--- Aim of the task ---
Take the entries from the start through the line containing "svg-text:915 Bayshore Dr, Tarpon", rename "Closet" as "Storage" throughout, and write those lines out again with everything else unchanged.
--- Data in this exercise ---
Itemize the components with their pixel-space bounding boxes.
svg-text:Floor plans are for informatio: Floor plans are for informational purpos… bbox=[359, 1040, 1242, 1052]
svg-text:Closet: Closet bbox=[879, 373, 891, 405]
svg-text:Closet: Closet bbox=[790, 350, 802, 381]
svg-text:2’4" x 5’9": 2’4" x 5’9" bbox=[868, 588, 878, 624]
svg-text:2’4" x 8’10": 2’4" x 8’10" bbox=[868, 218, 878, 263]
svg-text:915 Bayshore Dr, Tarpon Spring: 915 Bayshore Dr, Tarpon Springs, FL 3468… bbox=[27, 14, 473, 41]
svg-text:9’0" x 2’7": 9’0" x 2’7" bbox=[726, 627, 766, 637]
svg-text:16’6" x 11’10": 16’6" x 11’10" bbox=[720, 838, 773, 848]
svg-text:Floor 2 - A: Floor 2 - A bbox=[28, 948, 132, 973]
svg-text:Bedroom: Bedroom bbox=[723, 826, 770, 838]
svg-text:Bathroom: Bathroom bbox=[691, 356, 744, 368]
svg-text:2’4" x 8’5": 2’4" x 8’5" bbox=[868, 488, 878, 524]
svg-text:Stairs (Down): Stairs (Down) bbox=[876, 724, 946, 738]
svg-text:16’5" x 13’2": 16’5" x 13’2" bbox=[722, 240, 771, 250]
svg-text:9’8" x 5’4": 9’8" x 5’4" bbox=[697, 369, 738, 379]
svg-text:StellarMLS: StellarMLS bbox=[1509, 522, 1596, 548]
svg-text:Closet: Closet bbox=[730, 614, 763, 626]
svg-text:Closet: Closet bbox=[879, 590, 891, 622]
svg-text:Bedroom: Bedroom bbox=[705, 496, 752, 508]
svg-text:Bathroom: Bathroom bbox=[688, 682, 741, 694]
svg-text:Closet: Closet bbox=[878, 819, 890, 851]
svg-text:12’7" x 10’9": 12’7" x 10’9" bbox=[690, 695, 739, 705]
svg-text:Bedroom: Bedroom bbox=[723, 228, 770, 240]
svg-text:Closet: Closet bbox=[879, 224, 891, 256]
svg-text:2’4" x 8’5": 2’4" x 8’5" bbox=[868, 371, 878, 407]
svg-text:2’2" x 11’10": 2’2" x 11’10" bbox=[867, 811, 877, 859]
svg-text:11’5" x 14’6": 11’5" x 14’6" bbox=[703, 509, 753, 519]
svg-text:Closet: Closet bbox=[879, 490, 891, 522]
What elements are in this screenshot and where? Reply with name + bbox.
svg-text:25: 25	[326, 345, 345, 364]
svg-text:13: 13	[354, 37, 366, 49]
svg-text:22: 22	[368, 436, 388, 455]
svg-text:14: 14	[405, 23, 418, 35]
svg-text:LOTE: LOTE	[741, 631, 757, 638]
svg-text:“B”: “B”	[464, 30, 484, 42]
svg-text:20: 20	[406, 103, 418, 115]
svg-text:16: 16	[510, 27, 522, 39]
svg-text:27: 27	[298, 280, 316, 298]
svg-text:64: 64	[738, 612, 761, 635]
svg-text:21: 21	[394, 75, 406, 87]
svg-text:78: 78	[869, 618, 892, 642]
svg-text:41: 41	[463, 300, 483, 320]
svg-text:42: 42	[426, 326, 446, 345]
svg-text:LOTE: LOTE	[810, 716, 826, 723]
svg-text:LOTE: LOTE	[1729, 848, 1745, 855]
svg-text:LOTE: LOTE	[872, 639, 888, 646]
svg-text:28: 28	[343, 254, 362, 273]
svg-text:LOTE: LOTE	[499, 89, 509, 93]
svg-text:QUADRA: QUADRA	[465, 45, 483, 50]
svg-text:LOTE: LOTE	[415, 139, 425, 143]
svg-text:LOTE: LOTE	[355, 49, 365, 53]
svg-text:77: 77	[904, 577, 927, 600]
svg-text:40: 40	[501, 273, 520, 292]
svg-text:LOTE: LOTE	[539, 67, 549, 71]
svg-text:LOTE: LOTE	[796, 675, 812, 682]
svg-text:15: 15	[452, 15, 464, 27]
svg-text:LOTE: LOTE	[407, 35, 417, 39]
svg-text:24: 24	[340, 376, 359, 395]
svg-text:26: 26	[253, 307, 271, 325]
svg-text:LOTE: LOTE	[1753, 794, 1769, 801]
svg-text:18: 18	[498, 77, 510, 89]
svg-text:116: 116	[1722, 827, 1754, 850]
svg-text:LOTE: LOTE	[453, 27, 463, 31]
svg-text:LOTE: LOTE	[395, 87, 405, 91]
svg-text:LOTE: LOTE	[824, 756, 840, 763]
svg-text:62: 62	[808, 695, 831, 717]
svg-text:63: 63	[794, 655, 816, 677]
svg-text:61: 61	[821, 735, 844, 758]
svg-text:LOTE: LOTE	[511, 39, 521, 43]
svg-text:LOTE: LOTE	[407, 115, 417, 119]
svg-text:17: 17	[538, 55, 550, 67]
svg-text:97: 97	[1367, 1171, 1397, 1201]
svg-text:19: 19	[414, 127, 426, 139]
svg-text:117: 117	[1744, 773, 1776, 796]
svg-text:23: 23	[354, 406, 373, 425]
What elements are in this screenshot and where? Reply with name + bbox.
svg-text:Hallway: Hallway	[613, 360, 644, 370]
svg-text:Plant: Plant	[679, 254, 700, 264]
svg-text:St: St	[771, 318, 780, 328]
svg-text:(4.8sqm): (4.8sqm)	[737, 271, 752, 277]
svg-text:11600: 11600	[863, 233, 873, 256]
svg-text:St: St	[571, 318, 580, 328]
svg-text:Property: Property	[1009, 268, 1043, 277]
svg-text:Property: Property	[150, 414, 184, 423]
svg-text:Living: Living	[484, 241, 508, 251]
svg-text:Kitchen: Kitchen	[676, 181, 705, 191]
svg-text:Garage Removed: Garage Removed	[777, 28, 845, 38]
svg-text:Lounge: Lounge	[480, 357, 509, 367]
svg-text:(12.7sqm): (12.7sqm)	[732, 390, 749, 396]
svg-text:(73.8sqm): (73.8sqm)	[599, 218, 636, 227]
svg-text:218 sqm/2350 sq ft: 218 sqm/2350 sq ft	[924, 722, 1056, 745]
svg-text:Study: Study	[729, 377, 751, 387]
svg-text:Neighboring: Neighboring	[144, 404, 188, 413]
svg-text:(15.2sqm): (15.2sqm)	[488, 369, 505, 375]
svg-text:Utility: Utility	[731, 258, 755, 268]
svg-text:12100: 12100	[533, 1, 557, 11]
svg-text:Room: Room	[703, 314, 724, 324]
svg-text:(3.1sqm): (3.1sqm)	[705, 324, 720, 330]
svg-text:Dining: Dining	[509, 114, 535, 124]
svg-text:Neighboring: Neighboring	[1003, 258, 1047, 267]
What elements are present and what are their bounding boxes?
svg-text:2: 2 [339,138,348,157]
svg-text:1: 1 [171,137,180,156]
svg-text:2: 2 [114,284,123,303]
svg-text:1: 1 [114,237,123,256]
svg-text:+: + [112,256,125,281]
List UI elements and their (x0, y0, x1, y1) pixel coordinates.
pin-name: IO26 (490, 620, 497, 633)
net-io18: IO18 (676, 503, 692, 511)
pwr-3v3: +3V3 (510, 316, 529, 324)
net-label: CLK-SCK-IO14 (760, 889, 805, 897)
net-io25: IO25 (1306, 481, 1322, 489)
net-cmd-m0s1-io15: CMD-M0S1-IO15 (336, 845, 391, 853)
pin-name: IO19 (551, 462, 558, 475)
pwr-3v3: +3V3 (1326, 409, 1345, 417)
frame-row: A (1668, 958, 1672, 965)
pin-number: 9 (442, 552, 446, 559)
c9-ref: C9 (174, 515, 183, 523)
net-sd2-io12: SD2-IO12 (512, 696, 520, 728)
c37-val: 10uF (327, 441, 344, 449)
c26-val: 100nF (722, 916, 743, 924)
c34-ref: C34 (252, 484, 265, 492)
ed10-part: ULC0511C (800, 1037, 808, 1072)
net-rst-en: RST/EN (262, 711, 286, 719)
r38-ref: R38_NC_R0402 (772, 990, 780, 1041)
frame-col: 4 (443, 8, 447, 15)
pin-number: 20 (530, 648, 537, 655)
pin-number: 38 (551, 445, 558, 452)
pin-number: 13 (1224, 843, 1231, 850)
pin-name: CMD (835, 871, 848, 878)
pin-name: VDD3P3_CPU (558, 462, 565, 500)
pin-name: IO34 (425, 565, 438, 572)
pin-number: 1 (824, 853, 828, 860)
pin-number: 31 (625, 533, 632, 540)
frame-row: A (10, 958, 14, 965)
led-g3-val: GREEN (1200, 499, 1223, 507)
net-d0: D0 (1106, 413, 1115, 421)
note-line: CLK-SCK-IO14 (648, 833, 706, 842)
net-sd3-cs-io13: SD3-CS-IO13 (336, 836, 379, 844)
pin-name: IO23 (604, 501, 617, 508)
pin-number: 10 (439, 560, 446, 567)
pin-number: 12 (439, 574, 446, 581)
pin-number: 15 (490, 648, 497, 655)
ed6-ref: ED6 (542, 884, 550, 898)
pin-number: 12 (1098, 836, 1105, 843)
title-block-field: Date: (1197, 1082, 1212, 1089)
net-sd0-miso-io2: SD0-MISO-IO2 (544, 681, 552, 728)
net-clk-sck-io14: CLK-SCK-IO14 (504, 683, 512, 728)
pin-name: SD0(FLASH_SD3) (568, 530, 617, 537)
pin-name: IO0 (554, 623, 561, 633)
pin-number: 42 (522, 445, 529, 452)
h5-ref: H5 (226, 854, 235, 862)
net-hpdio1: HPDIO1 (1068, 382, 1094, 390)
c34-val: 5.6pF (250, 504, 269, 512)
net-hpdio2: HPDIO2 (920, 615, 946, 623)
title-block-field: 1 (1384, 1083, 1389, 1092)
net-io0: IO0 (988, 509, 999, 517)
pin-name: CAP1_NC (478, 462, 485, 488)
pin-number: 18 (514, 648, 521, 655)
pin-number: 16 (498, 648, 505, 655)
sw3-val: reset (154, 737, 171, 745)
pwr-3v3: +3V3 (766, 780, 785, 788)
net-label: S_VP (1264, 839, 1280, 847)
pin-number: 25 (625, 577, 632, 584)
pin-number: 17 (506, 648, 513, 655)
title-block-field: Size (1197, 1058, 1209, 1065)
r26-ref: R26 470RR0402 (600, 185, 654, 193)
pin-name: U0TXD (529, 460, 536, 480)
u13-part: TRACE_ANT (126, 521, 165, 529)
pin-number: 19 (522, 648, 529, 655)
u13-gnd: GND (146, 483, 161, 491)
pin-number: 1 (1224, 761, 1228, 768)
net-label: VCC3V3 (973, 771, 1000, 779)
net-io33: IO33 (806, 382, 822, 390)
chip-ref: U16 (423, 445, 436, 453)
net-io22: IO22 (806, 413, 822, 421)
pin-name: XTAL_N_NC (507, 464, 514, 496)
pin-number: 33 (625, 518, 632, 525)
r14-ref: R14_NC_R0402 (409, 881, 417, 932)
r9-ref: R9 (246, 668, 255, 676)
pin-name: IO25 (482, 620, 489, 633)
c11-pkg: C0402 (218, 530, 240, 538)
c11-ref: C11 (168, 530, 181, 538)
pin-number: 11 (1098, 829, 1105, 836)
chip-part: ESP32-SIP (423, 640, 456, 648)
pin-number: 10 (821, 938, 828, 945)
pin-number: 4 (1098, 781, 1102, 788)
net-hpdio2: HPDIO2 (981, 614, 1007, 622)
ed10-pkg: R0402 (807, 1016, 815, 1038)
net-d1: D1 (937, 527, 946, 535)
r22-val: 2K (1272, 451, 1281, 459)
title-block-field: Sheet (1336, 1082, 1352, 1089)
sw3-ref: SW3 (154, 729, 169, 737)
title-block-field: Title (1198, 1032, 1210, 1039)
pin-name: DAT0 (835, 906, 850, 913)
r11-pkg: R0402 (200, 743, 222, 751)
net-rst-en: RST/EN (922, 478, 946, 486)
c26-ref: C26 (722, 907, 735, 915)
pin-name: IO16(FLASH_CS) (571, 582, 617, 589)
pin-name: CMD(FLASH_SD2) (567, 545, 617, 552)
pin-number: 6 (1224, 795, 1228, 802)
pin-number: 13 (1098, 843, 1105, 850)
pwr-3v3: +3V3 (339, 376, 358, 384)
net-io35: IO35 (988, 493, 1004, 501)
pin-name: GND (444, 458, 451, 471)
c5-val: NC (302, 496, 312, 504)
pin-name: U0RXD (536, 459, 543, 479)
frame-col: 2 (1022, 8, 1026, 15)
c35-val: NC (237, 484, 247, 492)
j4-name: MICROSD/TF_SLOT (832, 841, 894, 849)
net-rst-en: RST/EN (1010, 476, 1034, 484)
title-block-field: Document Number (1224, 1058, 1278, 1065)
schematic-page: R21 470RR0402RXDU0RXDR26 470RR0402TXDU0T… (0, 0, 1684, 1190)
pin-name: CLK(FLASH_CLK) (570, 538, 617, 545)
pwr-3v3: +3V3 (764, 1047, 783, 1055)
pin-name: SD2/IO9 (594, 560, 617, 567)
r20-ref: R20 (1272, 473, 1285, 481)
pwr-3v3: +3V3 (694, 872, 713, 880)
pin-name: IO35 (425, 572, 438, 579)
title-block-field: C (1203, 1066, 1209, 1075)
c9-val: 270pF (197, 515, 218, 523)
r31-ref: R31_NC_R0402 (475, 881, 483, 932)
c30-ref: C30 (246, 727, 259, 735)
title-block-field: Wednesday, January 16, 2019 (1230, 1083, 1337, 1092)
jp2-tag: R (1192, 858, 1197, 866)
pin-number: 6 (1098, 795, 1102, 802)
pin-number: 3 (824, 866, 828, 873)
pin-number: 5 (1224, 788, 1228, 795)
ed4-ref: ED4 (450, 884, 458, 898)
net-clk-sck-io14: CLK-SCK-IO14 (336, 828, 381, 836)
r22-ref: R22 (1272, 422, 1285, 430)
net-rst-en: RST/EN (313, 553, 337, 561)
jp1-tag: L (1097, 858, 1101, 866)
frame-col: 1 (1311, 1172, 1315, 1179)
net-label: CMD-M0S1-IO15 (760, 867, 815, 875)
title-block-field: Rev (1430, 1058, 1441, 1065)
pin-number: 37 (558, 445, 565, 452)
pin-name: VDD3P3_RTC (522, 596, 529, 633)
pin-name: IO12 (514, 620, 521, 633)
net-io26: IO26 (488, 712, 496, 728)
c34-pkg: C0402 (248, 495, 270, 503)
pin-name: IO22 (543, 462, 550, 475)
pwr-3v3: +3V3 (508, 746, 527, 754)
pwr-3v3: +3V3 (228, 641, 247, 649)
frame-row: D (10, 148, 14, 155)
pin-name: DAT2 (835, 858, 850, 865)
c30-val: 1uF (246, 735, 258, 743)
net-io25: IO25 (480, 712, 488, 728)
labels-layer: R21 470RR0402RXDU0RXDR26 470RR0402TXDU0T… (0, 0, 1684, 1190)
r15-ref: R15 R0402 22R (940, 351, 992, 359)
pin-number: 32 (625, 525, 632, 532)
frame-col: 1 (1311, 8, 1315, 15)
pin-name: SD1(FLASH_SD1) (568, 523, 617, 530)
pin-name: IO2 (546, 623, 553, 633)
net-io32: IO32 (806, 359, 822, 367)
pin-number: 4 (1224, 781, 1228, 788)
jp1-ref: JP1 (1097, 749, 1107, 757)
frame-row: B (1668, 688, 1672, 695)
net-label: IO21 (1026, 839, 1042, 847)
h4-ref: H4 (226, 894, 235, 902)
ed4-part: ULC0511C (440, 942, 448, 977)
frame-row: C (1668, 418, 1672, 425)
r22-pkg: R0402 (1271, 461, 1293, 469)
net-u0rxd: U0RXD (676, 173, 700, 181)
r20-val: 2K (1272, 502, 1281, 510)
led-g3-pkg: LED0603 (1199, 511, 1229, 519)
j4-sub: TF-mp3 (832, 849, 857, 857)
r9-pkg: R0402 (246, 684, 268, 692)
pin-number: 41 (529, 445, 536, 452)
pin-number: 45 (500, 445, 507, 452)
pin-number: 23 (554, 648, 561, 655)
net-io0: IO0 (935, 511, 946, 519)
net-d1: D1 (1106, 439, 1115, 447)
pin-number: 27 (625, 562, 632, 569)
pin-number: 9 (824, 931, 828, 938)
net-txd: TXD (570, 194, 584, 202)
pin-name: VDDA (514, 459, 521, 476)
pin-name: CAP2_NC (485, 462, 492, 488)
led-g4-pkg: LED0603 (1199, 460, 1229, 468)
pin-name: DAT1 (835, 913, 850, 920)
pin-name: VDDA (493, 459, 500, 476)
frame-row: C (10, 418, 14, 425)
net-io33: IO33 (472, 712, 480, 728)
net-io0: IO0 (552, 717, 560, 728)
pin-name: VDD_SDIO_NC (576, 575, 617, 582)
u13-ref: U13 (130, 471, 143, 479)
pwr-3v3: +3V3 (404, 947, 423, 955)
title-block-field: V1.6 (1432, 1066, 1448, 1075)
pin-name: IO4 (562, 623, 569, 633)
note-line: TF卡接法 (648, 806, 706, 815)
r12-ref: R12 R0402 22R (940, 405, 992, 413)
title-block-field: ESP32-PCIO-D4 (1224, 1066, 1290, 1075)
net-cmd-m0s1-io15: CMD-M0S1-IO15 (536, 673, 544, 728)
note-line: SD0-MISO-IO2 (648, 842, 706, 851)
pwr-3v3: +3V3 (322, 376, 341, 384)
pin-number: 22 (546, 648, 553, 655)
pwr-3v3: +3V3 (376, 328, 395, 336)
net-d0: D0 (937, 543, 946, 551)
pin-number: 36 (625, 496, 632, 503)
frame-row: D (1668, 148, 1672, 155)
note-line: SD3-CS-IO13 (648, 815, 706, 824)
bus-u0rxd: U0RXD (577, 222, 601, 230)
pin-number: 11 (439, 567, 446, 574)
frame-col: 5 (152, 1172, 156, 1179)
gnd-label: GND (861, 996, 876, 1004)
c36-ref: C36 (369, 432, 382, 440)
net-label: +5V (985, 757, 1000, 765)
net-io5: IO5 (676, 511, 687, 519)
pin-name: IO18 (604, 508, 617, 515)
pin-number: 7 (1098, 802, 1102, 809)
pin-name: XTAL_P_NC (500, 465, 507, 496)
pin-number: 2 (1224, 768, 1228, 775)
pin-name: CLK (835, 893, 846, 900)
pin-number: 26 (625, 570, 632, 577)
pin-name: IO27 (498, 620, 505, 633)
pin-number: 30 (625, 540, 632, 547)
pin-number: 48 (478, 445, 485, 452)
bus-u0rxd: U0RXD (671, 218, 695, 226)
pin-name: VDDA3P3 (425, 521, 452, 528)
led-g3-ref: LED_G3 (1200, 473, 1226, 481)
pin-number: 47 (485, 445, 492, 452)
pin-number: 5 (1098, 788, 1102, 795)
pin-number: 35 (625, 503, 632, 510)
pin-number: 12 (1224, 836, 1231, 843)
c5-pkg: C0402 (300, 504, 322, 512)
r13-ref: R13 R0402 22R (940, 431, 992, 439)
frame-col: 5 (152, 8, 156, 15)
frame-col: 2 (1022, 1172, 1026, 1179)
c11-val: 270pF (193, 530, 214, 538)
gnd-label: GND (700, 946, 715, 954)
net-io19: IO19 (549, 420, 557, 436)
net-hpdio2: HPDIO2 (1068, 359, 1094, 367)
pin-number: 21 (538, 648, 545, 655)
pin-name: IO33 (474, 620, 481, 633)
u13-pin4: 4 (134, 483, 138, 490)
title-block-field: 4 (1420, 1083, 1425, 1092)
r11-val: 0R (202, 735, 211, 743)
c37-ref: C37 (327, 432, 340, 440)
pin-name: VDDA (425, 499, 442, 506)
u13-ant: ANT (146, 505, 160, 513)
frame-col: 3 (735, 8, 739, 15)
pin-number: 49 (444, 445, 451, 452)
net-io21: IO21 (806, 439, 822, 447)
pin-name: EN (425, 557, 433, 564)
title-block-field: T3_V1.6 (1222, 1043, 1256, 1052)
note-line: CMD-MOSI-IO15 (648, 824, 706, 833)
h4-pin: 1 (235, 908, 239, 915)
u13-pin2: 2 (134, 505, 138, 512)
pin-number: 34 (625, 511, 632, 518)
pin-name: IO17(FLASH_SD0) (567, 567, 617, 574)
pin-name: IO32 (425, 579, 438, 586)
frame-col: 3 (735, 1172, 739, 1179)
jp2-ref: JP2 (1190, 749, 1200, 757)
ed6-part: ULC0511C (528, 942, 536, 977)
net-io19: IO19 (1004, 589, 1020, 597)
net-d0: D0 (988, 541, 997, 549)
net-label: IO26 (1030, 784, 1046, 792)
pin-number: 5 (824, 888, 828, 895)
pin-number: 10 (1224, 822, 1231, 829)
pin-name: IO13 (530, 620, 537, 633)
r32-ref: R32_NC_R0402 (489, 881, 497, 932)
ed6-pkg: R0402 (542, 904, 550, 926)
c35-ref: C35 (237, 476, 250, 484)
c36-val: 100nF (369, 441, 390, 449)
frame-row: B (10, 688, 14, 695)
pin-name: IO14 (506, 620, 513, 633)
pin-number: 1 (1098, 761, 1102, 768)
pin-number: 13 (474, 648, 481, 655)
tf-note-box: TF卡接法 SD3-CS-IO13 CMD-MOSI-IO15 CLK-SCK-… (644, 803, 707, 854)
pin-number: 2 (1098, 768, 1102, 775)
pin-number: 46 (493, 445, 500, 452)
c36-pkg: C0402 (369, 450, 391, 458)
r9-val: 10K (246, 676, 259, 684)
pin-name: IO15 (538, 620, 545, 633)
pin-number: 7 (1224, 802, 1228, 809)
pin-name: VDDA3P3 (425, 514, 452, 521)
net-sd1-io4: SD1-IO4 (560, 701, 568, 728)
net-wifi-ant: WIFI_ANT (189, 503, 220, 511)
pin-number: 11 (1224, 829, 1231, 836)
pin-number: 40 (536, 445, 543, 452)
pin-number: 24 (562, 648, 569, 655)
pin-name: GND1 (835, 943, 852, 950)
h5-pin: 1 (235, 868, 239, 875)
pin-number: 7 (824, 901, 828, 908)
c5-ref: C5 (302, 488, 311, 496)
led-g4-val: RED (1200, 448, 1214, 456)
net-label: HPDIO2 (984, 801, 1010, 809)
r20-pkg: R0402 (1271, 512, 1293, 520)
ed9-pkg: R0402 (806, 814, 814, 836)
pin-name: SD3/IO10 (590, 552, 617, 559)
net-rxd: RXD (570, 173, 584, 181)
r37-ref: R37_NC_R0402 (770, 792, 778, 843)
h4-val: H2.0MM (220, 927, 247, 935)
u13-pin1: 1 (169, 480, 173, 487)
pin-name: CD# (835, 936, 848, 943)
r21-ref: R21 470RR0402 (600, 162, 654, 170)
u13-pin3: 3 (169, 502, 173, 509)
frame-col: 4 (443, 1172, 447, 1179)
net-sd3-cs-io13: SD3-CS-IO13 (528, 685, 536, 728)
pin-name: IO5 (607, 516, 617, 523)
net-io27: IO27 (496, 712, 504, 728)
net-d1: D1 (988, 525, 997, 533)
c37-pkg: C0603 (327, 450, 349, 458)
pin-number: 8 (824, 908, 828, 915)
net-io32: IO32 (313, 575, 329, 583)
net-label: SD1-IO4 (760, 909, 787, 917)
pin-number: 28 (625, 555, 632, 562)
---
--- Complete answer ---
Itemize the components with their pixel-space bounding boxes.
svg-text:Floor plans are for informatio: Floor plans are for informational purpos… bbox=[359, 1040, 1242, 1052]
svg-text:Storage: Storage bbox=[879, 373, 891, 405]
svg-text:Storage: Storage bbox=[790, 350, 802, 381]
svg-text:2’4" x 5’9": 2’4" x 5’9" bbox=[868, 588, 878, 624]
svg-text:2’4" x 8’10": 2’4" x 8’10" bbox=[868, 218, 878, 263]
svg-text:915 Bayshore Dr, Tarpon Spring: 915 Bayshore Dr, Tarpon Springs, FL 3468… bbox=[27, 14, 473, 41]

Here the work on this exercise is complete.